Supplied material:
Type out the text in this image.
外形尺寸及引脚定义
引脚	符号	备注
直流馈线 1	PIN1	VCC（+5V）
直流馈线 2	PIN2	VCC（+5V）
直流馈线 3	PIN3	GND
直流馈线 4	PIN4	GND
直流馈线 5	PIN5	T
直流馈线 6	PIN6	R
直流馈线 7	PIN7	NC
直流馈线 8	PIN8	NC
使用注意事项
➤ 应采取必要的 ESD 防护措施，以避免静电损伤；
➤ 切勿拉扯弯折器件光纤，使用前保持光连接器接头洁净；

Work to be completed:
Set down all of the records shown above once more, exactly.

Response to the task:
Type out the text in this image.
外形尺寸及引脚定义
引脚	符号	备注
直流馈线 1	PIN1	VCC（+5V）
直流馈线 2	PIN2	VCC（+5V）
直流馈线 3	PIN3	GND
直流馈线 4	PIN4	GND
直流馈线 5	PIN5	T
直流馈线 6	PIN6	R
直流馈线 7	PIN7	NC
直流馈线 8	PIN8	NC
使用注意事项
➤ 应采取必要的 ESD 防护措施，以避免静电损伤；
➤ 切勿拉扯弯折器件光纤，使用前保持光连接器接头洁净；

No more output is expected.